• **Stated goal**
Write the data out again, exactly as given.

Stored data

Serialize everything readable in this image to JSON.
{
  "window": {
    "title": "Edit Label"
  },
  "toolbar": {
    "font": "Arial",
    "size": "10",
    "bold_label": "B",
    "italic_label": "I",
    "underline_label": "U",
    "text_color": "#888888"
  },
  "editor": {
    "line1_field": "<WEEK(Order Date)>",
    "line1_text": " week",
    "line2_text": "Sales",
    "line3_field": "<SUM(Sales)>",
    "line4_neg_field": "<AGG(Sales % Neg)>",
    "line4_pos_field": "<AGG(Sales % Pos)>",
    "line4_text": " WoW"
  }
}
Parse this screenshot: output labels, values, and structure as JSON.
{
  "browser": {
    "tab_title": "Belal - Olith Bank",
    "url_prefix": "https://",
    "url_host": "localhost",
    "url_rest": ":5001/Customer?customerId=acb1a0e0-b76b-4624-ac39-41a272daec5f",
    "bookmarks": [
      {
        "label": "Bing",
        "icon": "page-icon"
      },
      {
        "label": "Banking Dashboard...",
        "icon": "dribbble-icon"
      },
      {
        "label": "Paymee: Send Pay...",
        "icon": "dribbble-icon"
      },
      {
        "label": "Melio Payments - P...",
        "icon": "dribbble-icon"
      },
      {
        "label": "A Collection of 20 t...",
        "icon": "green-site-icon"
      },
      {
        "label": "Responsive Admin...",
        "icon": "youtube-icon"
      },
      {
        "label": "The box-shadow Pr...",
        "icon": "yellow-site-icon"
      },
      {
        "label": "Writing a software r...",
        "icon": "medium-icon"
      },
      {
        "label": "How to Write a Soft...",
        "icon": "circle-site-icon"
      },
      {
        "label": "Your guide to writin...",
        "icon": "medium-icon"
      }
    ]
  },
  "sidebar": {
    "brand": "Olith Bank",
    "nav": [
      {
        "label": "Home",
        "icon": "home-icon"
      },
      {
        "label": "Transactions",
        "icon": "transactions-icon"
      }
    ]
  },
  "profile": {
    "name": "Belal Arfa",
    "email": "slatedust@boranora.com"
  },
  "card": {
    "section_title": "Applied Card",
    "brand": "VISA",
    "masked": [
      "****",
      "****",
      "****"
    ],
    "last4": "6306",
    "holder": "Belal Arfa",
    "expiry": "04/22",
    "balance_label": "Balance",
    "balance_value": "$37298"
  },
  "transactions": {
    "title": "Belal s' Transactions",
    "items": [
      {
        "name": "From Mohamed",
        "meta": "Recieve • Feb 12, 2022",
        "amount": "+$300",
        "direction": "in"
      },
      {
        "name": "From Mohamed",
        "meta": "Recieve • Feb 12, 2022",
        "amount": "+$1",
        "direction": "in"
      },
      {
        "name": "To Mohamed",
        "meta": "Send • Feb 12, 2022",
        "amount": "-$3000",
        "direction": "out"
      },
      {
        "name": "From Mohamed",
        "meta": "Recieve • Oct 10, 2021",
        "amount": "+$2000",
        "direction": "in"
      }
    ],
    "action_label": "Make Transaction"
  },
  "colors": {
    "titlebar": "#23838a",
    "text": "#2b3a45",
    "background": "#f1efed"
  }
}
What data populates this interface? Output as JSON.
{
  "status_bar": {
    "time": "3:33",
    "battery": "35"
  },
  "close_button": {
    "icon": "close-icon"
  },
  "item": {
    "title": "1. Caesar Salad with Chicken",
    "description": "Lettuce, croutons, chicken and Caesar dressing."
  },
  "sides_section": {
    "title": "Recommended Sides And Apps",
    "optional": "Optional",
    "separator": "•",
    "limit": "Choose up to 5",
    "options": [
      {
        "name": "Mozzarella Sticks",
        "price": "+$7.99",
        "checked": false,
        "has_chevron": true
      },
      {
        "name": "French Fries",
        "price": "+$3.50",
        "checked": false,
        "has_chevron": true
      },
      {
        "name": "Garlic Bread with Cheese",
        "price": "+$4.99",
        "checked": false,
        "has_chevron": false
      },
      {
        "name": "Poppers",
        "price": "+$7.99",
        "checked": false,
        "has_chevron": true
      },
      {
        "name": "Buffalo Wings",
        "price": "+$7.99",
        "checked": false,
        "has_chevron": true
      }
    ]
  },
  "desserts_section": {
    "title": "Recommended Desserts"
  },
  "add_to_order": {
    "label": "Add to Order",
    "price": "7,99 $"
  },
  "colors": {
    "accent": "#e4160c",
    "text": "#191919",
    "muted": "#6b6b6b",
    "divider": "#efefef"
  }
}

• **In response**
Serialize everything readable in this image to JSON.
{
  "window": {
    "title": "Edit Label"
  },
  "toolbar": {
    "font": "Arial",
    "size": "10",
    "bold_label": "B",
    "italic_label": "I",
    "underline_label": "U",
    "text_color": "#888888"
  },
  "editor": {
    "line1_field": "<WEEK(Order Date)>",
    "line1_text": " week",
    "line2_text": "Sales",
    "line3_field": "<SUM(Sales)>",
    "line4_neg_field": "<AGG(Sales % Neg)>",
    "line4_pos_field": "<AGG(Sales % Pos)>",
    "line4_text": " WoW"
  }
}
Parse this screenshot: output labels, values, and structure as JSON.
{
  "browser": {
    "tab_title": "Belal - Olith Bank",
    "url_prefix": "https://",
    "url_host": "localhost",
    "url_rest": ":5001/Customer?customerId=acb1a0e0-b76b-4624-ac39-41a272daec5f",
    "bookmarks": [
      {
        "label": "Bing",
        "icon": "page-icon"
      },
      {
        "label": "Banking Dashboard...",
        "icon": "dribbble-icon"
      },
      {
        "label": "Paymee: Send Pay...",
        "icon": "dribbble-icon"
      },
      {
        "label": "Melio Payments - P...",
        "icon": "dribbble-icon"
      },
      {
        "label": "A Collection of 20 t...",
        "icon": "green-site-icon"
      },
      {
        "label": "Responsive Admin...",
        "icon": "youtube-icon"
      },
      {
        "label": "The box-shadow Pr...",
        "icon": "yellow-site-icon"
      },
      {
        "label": "Writing a software r...",
        "icon": "medium-icon"
      },
      {
        "label": "How to Write a Soft...",
        "icon": "circle-site-icon"
      },
      {
        "label": "Your guide to writin...",
        "icon": "medium-icon"
      }
    ]
  },
  "sidebar": {
    "brand": "Olith Bank",
    "nav": [
      {
        "label": "Home",
        "icon": "home-icon"
      },
      {
        "label": "Transactions",
        "icon": "transactions-icon"
      }
    ]
  },
  "profile": {
    "name": "Belal Arfa",
    "email": "slatedust@boranora.com"
  },
  "card": {
    "section_title": "Applied Card",
    "brand": "VISA",
    "masked": [
      "****",
      "****",
      "****"
    ],
    "last4": "6306",
    "holder": "Belal Arfa",
    "expiry": "04/22",
    "balance_label": "Balance",
    "balance_value": "$37298"
  },
  "transactions": {
    "title": "Belal s' Transactions",
    "items": [
      {
        "name": "From Mohamed",
        "meta": "Recieve • Feb 12, 2022",
        "amount": "+$300",
        "direction": "in"
      },
      {
        "name": "From Mohamed",
        "meta": "Recieve • Feb 12, 2022",
        "amount": "+$1",
        "direction": "in"
      },
      {
        "name": "To Mohamed",
        "meta": "Send • Feb 12, 2022",
        "amount": "-$3000",
        "direction": "out"
      },
      {
        "name": "From Mohamed",
        "meta": "Recieve • Oct 10, 2021",
        "amount": "+$2000",
        "direction": "in"
      }
    ],
    "action_label": "Make Transaction"
  },
  "colors": {
    "titlebar": "#23838a",
    "text": "#2b3a45",
    "background": "#f1efed"
  }
}
What data populates this interface? Output as JSON.
{
  "status_bar": {
    "time": "3:33",
    "battery": "35"
  },
  "close_button": {
    "icon": "close-icon"
  },
  "item": {
    "title": "1. Caesar Salad with Chicken",
    "description": "Lettuce, croutons, chicken and Caesar dressing."
  },
  "sides_section": {
    "title": "Recommended Sides And Apps",
    "optional": "Optional",
    "separator": "•",
    "limit": "Choose up to 5",
    "options": [
      {
        "name": "Mozzarella Sticks",
        "price": "+$7.99",
        "checked": false,
        "has_chevron": true
      },
      {
        "name": "French Fries",
        "price": "+$3.50",
        "checked": false,
        "has_chevron": true
      },
      {
        "name": "Garlic Bread with Cheese",
        "price": "+$4.99",
        "checked": false,
        "has_chevron": false
      },
      {
        "name": "Poppers",
        "price": "+$7.99",
        "checked": false,
        "has_chevron": true
      },
      {
        "name": "Buffalo Wings",
        "price": "+$7.99",
        "checked": false,
        "has_chevron": true
      }
    ]
  },
  "desserts_section": {
    "title": "Recommended Desserts"
  },
  "add_to_order": {
    "label": "Add to Order",
    "price": "7,99 $"
  },
  "colors": {
    "accent": "#e4160c",
    "text": "#191919",
    "muted": "#6b6b6b",
    "divider": "#efefef"
  }
}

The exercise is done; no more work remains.